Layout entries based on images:
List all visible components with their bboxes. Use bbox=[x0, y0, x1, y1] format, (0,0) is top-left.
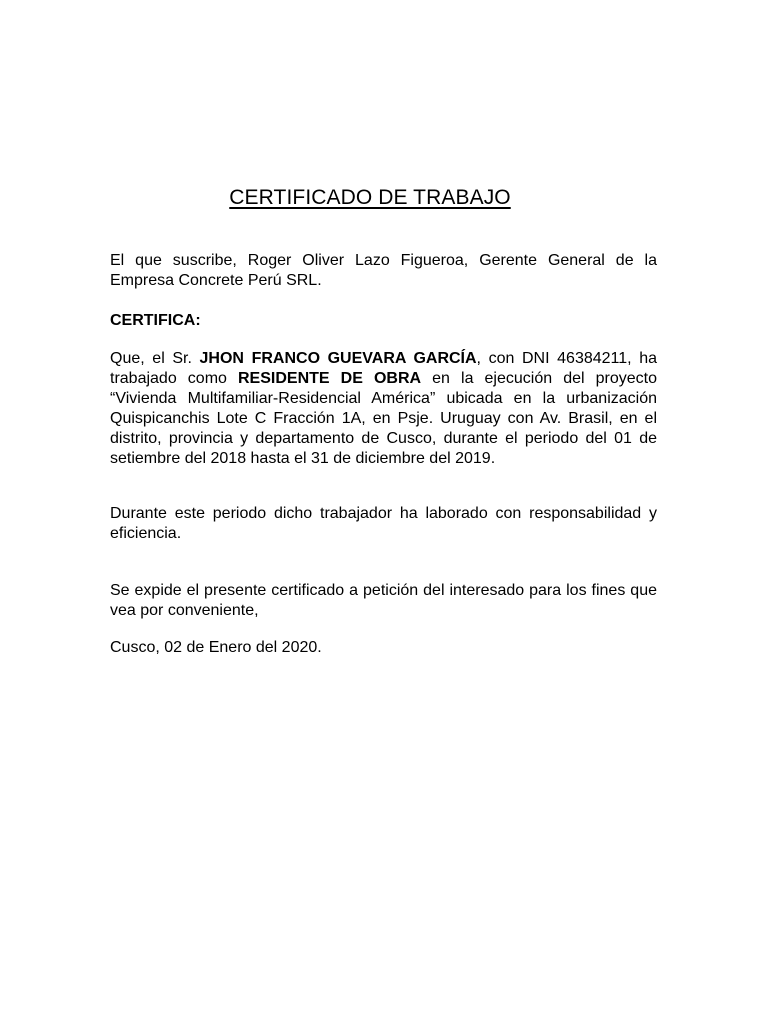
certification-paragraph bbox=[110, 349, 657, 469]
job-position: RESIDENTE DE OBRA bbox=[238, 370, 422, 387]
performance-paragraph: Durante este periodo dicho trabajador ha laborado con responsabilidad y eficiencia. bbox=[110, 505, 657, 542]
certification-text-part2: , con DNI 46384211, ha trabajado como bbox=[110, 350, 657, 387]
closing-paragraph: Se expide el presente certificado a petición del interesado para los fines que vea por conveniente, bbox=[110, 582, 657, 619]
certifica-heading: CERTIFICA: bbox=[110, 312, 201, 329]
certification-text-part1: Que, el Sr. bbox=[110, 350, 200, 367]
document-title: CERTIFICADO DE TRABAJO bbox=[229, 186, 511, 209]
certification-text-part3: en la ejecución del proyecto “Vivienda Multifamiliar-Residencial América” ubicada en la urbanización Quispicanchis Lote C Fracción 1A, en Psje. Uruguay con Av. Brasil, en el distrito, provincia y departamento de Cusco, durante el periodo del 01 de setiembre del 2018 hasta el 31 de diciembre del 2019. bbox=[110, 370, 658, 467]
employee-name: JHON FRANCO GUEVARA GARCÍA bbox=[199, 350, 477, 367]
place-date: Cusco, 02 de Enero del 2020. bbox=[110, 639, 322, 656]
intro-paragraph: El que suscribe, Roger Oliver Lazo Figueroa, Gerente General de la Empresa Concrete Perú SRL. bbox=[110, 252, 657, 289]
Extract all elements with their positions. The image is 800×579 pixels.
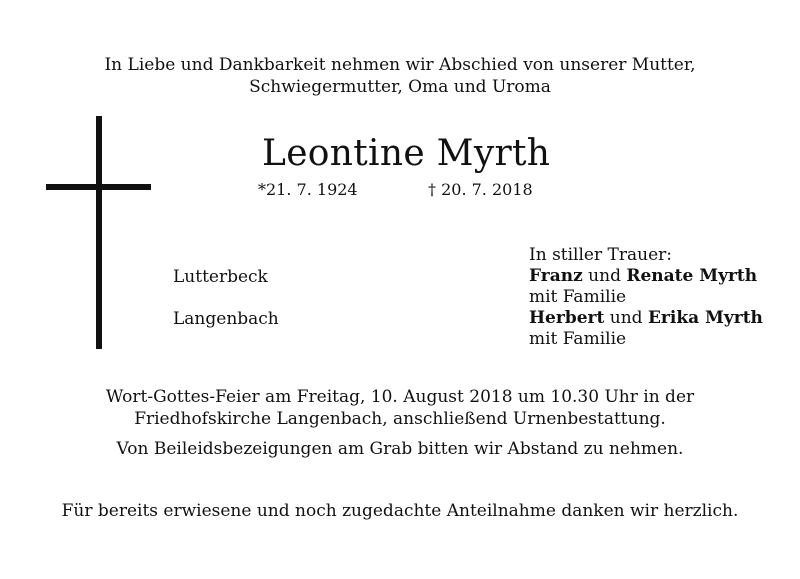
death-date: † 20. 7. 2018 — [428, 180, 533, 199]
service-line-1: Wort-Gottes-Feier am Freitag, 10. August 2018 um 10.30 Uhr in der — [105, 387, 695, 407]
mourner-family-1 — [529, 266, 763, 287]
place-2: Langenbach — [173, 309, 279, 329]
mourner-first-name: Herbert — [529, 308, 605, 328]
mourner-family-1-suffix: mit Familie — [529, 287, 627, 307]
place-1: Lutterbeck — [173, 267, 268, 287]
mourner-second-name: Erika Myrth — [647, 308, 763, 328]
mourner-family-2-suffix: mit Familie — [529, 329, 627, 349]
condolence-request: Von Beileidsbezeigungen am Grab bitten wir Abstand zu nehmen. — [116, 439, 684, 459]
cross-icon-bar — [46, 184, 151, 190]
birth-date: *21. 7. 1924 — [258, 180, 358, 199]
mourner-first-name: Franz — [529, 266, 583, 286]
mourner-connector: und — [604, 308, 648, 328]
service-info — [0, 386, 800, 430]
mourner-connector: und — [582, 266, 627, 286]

§ GIVEN EXERCISE: Reproduce every row above line for line without changing anything, and omit the pictures.

§ SOLUTION:
List all visible components with their bboxes. Use bbox=[x0, y0, x1, y1] format, (0,0) is top-left.
certification-paragraph bbox=[110, 349, 657, 469]
job-position: RESIDENTE DE OBRA bbox=[238, 370, 422, 387]
performance-paragraph: Durante este periodo dicho trabajador ha laborado con responsabilidad y eficiencia. bbox=[110, 505, 657, 542]
certification-text-part2: , con DNI 46384211, ha trabajado como bbox=[110, 350, 657, 387]
closing-paragraph: Se expide el presente certificado a petición del interesado para los fines que vea por conveniente, bbox=[110, 582, 657, 619]
certifica-heading: CERTIFICA: bbox=[110, 312, 201, 329]
certification-text-part1: Que, el Sr. bbox=[110, 350, 200, 367]
document-title: CERTIFICADO DE TRABAJO bbox=[229, 186, 511, 209]
certification-text-part3: en la ejecución del proyecto “Vivienda Multifamiliar-Residencial América” ubicada en la urbanización Quispicanchis Lote C Fracción 1A, en Psje. Uruguay con Av. Brasil, en el distrito, provincia y departamento de Cusco, durante el periodo del 01 de setiembre del 2018 hasta el 31 de diciembre del 2019. bbox=[110, 370, 658, 467]
employee-name: JHON FRANCO GUEVARA GARCÍA bbox=[199, 350, 477, 367]
place-date: Cusco, 02 de Enero del 2020. bbox=[110, 639, 322, 656]
intro-paragraph: El que suscribe, Roger Oliver Lazo Figueroa, Gerente General de la Empresa Concrete Perú SRL. bbox=[110, 252, 657, 289]
Extract all elements with their positions. The image is 800×579 pixels.
death-date: † 20. 7. 2018 — [428, 180, 533, 199]
service-line-1: Wort-Gottes-Feier am Freitag, 10. August 2018 um 10.30 Uhr in der — [105, 387, 695, 407]
mourner-family-1 — [529, 266, 763, 287]
place-2: Langenbach — [173, 309, 279, 329]
mourner-first-name: Herbert — [529, 308, 605, 328]
mourner-family-1-suffix: mit Familie — [529, 287, 627, 307]
place-1: Lutterbeck — [173, 267, 268, 287]
mourner-second-name: Erika Myrth — [647, 308, 763, 328]
mourner-family-2-suffix: mit Familie — [529, 329, 627, 349]
condolence-request: Von Beileidsbezeigungen am Grab bitten wir Abstand zu nehmen. — [116, 439, 684, 459]
cross-icon-bar — [46, 184, 151, 190]
birth-date: *21. 7. 1924 — [258, 180, 358, 199]
mourner-first-name: Franz — [529, 266, 583, 286]
mourner-connector: und — [604, 308, 648, 328]
service-info — [0, 386, 800, 430]
mourner-connector: und — [582, 266, 627, 286]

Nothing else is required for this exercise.